● What is expected:
Return the records word for word. Any pictures in them are not part of the copy.

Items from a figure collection

****************

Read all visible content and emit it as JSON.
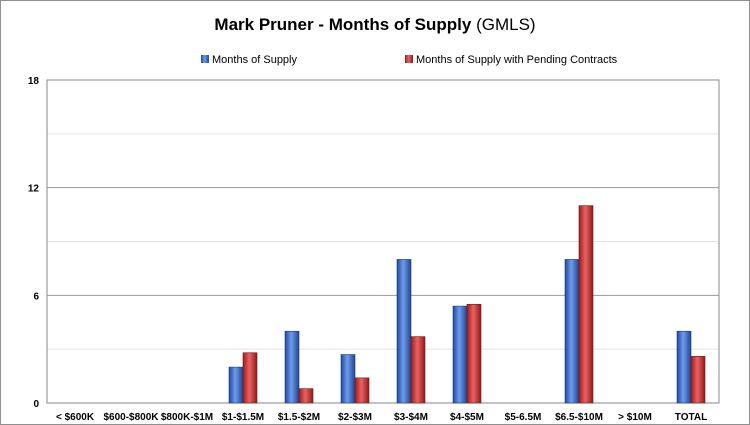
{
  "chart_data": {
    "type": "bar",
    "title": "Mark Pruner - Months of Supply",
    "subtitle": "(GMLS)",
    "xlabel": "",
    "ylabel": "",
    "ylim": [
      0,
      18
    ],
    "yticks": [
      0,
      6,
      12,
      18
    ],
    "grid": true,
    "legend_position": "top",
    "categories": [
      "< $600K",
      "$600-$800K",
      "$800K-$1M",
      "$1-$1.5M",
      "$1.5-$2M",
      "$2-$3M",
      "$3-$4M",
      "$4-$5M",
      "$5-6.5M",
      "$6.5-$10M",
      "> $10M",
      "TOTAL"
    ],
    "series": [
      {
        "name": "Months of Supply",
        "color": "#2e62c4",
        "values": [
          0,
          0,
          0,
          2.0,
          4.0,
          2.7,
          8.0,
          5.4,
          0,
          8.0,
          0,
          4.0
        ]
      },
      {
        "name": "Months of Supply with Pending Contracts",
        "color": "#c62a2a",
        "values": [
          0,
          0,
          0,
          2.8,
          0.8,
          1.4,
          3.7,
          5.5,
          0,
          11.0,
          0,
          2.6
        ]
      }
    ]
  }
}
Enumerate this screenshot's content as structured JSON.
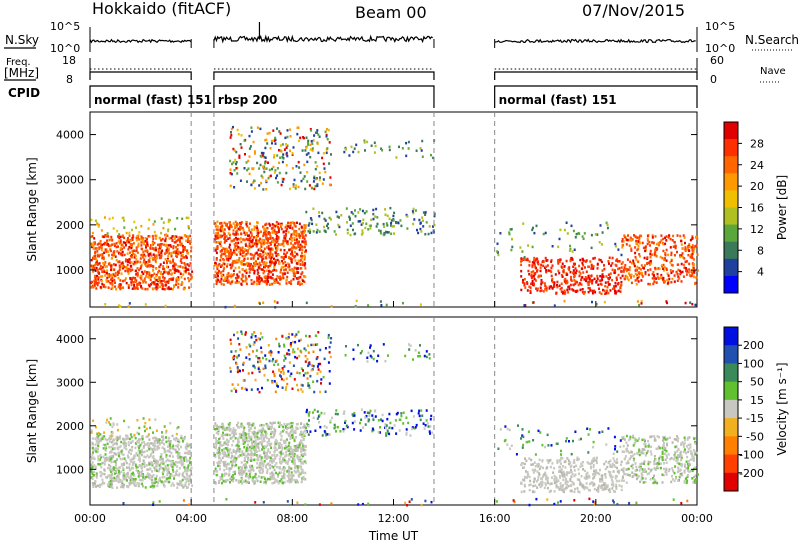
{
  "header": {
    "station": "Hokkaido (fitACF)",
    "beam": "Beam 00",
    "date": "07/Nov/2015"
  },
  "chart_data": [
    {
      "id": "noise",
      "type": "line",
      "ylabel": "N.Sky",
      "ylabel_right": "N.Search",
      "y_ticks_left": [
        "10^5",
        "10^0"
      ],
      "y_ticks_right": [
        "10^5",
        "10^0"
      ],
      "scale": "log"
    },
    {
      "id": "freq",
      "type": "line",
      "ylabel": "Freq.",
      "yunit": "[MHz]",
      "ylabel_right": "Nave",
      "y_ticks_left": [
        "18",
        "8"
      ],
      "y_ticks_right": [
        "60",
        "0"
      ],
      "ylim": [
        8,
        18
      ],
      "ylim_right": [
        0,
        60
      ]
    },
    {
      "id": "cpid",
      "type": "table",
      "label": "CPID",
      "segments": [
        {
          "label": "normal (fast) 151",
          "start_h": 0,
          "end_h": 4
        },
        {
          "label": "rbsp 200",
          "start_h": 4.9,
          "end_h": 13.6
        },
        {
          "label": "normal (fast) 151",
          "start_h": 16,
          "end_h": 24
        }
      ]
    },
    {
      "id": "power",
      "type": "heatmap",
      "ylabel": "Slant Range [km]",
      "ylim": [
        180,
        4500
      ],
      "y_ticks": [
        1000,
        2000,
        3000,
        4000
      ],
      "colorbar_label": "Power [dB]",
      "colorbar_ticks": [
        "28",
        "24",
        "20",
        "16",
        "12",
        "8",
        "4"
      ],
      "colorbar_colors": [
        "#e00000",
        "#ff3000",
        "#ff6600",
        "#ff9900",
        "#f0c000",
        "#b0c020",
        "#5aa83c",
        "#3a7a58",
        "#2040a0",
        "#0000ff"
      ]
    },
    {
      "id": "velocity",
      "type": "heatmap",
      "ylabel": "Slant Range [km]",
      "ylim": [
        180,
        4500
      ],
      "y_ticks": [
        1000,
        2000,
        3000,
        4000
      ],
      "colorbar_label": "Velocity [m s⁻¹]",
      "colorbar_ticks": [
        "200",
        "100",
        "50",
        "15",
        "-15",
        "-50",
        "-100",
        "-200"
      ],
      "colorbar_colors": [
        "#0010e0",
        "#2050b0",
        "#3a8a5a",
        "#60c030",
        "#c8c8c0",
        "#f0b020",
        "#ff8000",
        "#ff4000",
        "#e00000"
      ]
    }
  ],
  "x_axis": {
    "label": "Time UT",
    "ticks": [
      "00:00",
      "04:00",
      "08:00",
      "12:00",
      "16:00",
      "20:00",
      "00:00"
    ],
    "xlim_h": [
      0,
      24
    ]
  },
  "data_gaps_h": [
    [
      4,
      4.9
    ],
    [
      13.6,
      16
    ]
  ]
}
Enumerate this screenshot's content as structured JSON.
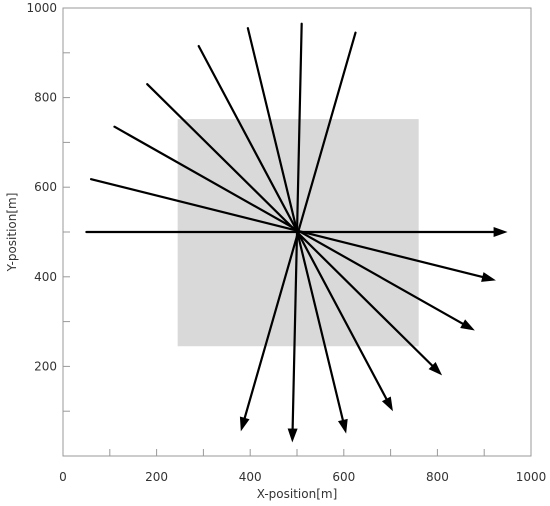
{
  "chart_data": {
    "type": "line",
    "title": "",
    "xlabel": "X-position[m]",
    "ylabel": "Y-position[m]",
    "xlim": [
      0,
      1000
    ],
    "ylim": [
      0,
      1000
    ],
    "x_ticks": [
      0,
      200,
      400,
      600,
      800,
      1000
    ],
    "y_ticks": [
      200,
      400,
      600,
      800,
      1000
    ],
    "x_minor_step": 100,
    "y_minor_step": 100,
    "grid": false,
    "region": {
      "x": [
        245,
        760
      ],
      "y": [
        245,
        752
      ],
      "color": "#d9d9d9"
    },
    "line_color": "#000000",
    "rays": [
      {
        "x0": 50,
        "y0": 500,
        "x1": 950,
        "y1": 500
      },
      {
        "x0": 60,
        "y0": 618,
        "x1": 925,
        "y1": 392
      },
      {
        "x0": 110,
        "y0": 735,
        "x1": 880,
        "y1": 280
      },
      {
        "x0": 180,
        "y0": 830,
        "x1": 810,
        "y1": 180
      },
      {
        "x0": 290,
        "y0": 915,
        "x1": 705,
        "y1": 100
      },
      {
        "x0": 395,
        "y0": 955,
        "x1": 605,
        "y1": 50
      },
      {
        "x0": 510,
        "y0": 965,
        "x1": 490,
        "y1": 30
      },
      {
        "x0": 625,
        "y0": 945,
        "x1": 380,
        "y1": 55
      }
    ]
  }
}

****************

● Solution to the exercise:
Read all visible content and emit it as JSON.
{
  "chart_data": {
    "type": "bar",
    "title": "Mark Pruner - Months of Supply",
    "subtitle": "(GMLS)",
    "xlabel": "",
    "ylabel": "",
    "ylim": [
      0,
      18
    ],
    "yticks": [
      0,
      6,
      12,
      18
    ],
    "grid": true,
    "legend_position": "top",
    "categories": [
      "< $600K",
      "$600-$800K",
      "$800K-$1M",
      "$1-$1.5M",
      "$1.5-$2M",
      "$2-$3M",
      "$3-$4M",
      "$4-$5M",
      "$5-6.5M",
      "$6.5-$10M",
      "> $10M",
      "TOTAL"
    ],
    "series": [
      {
        "name": "Months of Supply",
        "color": "#2e62c4",
        "values": [
          0,
          0,
          0,
          2.0,
          4.0,
          2.7,
          8.0,
          5.4,
          0,
          8.0,
          0,
          4.0
        ]
      },
      {
        "name": "Months of Supply with Pending Contracts",
        "color": "#c62a2a",
        "values": [
          0,
          0,
          0,
          2.8,
          0.8,
          1.4,
          3.7,
          5.5,
          0,
          11.0,
          0,
          2.6
        ]
      }
    ]
  }
}
Enumerate this screenshot's content as structured JSON.
{
  "header": {
    "station": "Hokkaido (fitACF)",
    "beam": "Beam 00",
    "date": "07/Nov/2015"
  },
  "chart_data": [
    {
      "id": "noise",
      "type": "line",
      "ylabel": "N.Sky",
      "ylabel_right": "N.Search",
      "y_ticks_left": [
        "10^5",
        "10^0"
      ],
      "y_ticks_right": [
        "10^5",
        "10^0"
      ],
      "scale": "log"
    },
    {
      "id": "freq",
      "type": "line",
      "ylabel": "Freq.",
      "yunit": "[MHz]",
      "ylabel_right": "Nave",
      "y_ticks_left": [
        "18",
        "8"
      ],
      "y_ticks_right": [
        "60",
        "0"
      ],
      "ylim": [
        8,
        18
      ],
      "ylim_right": [
        0,
        60
      ]
    },
    {
      "id": "cpid",
      "type": "table",
      "label": "CPID",
      "segments": [
        {
          "label": "normal (fast) 151",
          "start_h": 0,
          "end_h": 4
        },
        {
          "label": "rbsp 200",
          "start_h": 4.9,
          "end_h": 13.6
        },
        {
          "label": "normal (fast) 151",
          "start_h": 16,
          "end_h": 24
        }
      ]
    },
    {
      "id": "power",
      "type": "heatmap",
      "ylabel": "Slant Range [km]",
      "ylim": [
        180,
        4500
      ],
      "y_ticks": [
        1000,
        2000,
        3000,
        4000
      ],
      "colorbar_label": "Power [dB]",
      "colorbar_ticks": [
        "28",
        "24",
        "20",
        "16",
        "12",
        "8",
        "4"
      ],
      "colorbar_colors": [
        "#e00000",
        "#ff3000",
        "#ff6600",
        "#ff9900",
        "#f0c000",
        "#b0c020",
        "#5aa83c",
        "#3a7a58",
        "#2040a0",
        "#0000ff"
      ]
    },
    {
      "id": "velocity",
      "type": "heatmap",
      "ylabel": "Slant Range [km]",
      "ylim": [
        180,
        4500
      ],
      "y_ticks": [
        1000,
        2000,
        3000,
        4000
      ],
      "colorbar_label": "Velocity [m s⁻¹]",
      "colorbar_ticks": [
        "200",
        "100",
        "50",
        "15",
        "-15",
        "-50",
        "-100",
        "-200"
      ],
      "colorbar_colors": [
        "#0010e0",
        "#2050b0",
        "#3a8a5a",
        "#60c030",
        "#c8c8c0",
        "#f0b020",
        "#ff8000",
        "#ff4000",
        "#e00000"
      ]
    }
  ],
  "x_axis": {
    "label": "Time UT",
    "ticks": [
      "00:00",
      "04:00",
      "08:00",
      "12:00",
      "16:00",
      "20:00",
      "00:00"
    ],
    "xlim_h": [
      0,
      24
    ]
  },
  "data_gaps_h": [
    [
      4,
      4.9
    ],
    [
      13.6,
      16
    ]
  ]
}
Enumerate this screenshot's content as structured JSON.
{
  "chart_data": {
    "type": "line",
    "title": "",
    "xlabel": "X-position[m]",
    "ylabel": "Y-position[m]",
    "xlim": [
      0,
      1000
    ],
    "ylim": [
      0,
      1000
    ],
    "x_ticks": [
      0,
      200,
      400,
      600,
      800,
      1000
    ],
    "y_ticks": [
      200,
      400,
      600,
      800,
      1000
    ],
    "x_minor_step": 100,
    "y_minor_step": 100,
    "grid": false,
    "region": {
      "x": [
        245,
        760
      ],
      "y": [
        245,
        752
      ],
      "color": "#d9d9d9"
    },
    "line_color": "#000000",
    "rays": [
      {
        "x0": 50,
        "y0": 500,
        "x1": 950,
        "y1": 500
      },
      {
        "x0": 60,
        "y0": 618,
        "x1": 925,
        "y1": 392
      },
      {
        "x0": 110,
        "y0": 735,
        "x1": 880,
        "y1": 280
      },
      {
        "x0": 180,
        "y0": 830,
        "x1": 810,
        "y1": 180
      },
      {
        "x0": 290,
        "y0": 915,
        "x1": 705,
        "y1": 100
      },
      {
        "x0": 395,
        "y0": 955,
        "x1": 605,
        "y1": 50
      },
      {
        "x0": 510,
        "y0": 965,
        "x1": 490,
        "y1": 30
      },
      {
        "x0": 625,
        "y0": 945,
        "x1": 380,
        "y1": 55
      }
    ]
  }
}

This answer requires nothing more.